──────── Selected passage

Open utterances-bot opened 3 years ago
How can I get the sensitivity after last_fit
?
@SimonMontfort You can pass a metric_set()
to last_fit()
with whatever metrics you need.
What does the finalize() function do?
xgb_grid <- grid_latin_hypercube(
tree_depth(),
min_n(),
loss_reduction(),
sample_size = sample_prop(),
finalize(mtry(), vb_train),
learn_rate(),
size = 30
)
xgb_grid
@nvelden You can read more about that here, but briefly, it determines what appropriate values are for, say, mtry
based on your real data.
Hello, thank you for the tutorial! Am I right in thinking that if you had a recipe step that created more features e.g. a step_dummy() the finalize(mtry(), vb_train) would need to be something like finalize(mtry(), juice(my_recipe %>% prep())) to capture the extra columns created by the recipe?
@stepbystepdatascience Yes, you can do something like that, or use the functions in tidymodels that support finding the right value; these may be easier to use or help you avoid making mistakes. You can also pass in something like grid = 30
to tune_grid()
, which will then automatically handle finding good/correct ranges for parameters like mtry
.
Hi Julia.
Thank you very much for your videos and all the codes ! I really love them and im learning a lot from them!

────────────────

§ To be done
• 1. Reproduce word for word the portion of the tidymodels comment thread that begins with the words containing "with whatever metrics" and ends with "your real data.".
• 2. Continue the tidymodels comment thread from the point where it stops.

──────── Raw records

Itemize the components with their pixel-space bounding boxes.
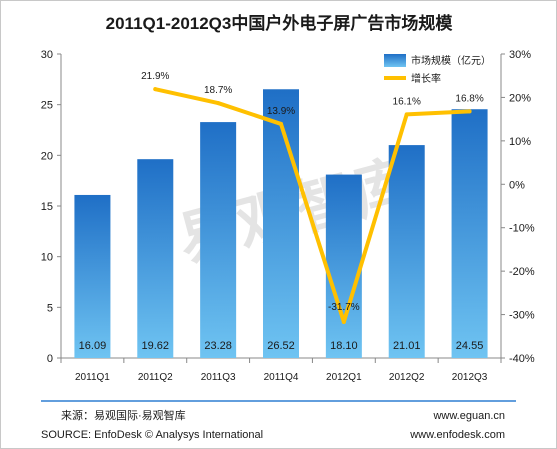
bar-value-label: 23.28 [204, 340, 232, 352]
legend-line-label: 增长率 [411, 72, 441, 85]
y-right-tick-label: -10% [509, 223, 535, 235]
x-tick-label: 2012Q1 [326, 372, 362, 383]
growth-rate-point [279, 121, 283, 126]
bar-value-label: 26.52 [267, 340, 295, 352]
bar [137, 159, 174, 358]
bar-value-label: 16.09 [79, 340, 107, 352]
y-right-tick-label: 30% [509, 49, 531, 61]
y-right-tick-label: 20% [509, 92, 531, 104]
footer-url-enfodesk: www.enfodesk.com [409, 429, 505, 441]
growth-rate-point [153, 87, 158, 92]
axes: 0 5 10 15 20 25 30 -40% -30% -20% -10% 0% 10% 20% 30% 2… [41, 49, 535, 383]
x-tick-label: 2011Q2 [138, 372, 173, 383]
bar-value-label: 19.62 [142, 340, 170, 352]
x-tick-label: 2012Q3 [452, 372, 488, 383]
footer-url-eguan: www.eguan.cn [432, 410, 505, 422]
bar [388, 145, 425, 358]
legend-bar-swatch [384, 54, 406, 67]
x-tick-label: 2011Q4 [264, 372, 299, 383]
bar [325, 174, 362, 358]
y-right-tick-label: 0% [509, 179, 525, 191]
growth-rate-label: -31.7% [328, 302, 360, 313]
growth-rate-point [216, 101, 221, 106]
bar-value-label: 18.10 [330, 340, 358, 352]
x-tick-label: 2011Q1 [75, 372, 110, 383]
y-left-tick-label: 30 [41, 49, 53, 61]
growth-rate-point [404, 112, 409, 117]
x-tick-label: 2012Q2 [389, 372, 425, 383]
footer-source-cn: 来源：易观国际·易观智库 [61, 408, 186, 422]
bar [263, 89, 299, 358]
bar [451, 109, 488, 358]
chart-title: 2011Q1-2012Q3中国户外电子屏广告市场规模 [106, 13, 454, 33]
bar-value-label: 24.55 [456, 340, 484, 352]
bar-series [74, 89, 488, 358]
y-left-tick-label: 0 [47, 353, 53, 365]
growth-rate-label: 18.7% [204, 85, 232, 96]
growth-rate-label: 16.8% [455, 93, 483, 104]
legend: 市场规模（亿元） 增长率 [384, 54, 491, 85]
y-left-tick-label: 20 [41, 150, 53, 162]
bar [200, 122, 237, 358]
x-tick-label: 2011Q3 [201, 372, 236, 383]
growth-rate-label: 13.9% [267, 106, 295, 117]
y-left-tick-label: 5 [47, 302, 53, 314]
y-right-tick-label: -30% [509, 310, 535, 322]
y-left-tick-label: 15 [41, 201, 53, 213]
growth-rate-line [153, 87, 472, 324]
y-right-tick-label: -20% [509, 266, 535, 278]
data-labels: 16.09 19.62 23.28 26.52 18.10 21.01 24.55 21.9%… [79, 71, 484, 352]
growth-rate-label: 16.1% [393, 96, 421, 107]
legend-bar-label: 市场规模（亿元） [411, 54, 491, 67]
y-right-tick-label: -40% [509, 353, 535, 365]
footer-source-en: SOURCE: EnfoDesk © Analysys Internationa… [41, 429, 263, 441]
y-left-tick-label: 25 [41, 100, 53, 112]
growth-line-series [153, 87, 472, 324]
bar [74, 194, 111, 358]
growth-rate-point [341, 319, 346, 324]
bar-value-label: 21.01 [393, 340, 421, 352]
y-left-tick-label: 10 [41, 252, 53, 264]
y-right-tick-label: 10% [509, 136, 531, 148]
growth-rate-label: 21.9% [141, 71, 169, 82]
growth-rate-point [467, 109, 472, 114]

────────────────

§ Written responses
• 1.
with whatever metrics you need.
What does the finalize() function do?
xgb_grid <- grid_latin_hypercube(
tree_depth(),
min_n(),
loss_reduction(),
sample_size = sample_prop(),
finalize(mtry(), vb_train),
learn_rate(),
size = 30
)
xgb_grid
@nvelden You can read more about that here, but briefly, it determines what appropriate values are for, say, mtry
based on your real data.

• 2.
Can i ask you a question plz ? I am using this code:
xgb_spec <-
boost_tree(
trees = 300,
mtry = 2,
) %>%
set_engine("xgboost",
nrounds = 20,
max_depth = 2,
gamma = 1) %>%
set_mode("classification")
# workflow
xgb_wf <-
workflow() %>%
add_recipe(rcp) %>%
add_model(xgb_spec)
and when i fit the model i get this warning:
Warning: The following arguments cannot be manually modified and were removed: max_depth, nrounds, gamma.
Is there any way to set these arguments manually ?
Thank you!
In parsnip we harmonize model argument names; see the examples here from ranger. It turns out that those names like nrounds
and max_depth
from xgboost mean the same thing as trees
and tree_depth
in parsnip, so you can't put them in twice. How were you supposed to know that??? It turns out that we used to have tables in our documentation that showed this for models but we somehow removed them at some point; I've opened an issue for us to add those back in. In the meantime, if you run into something like this, unfortunately for now the best place to look is the source code in parsnip, like this for boost_tree()
.
It's nice tutorial. Btw, my Roc curve is totally upside down. Anyone having this issue?
@Akash-Ansari yes, check out this comment above.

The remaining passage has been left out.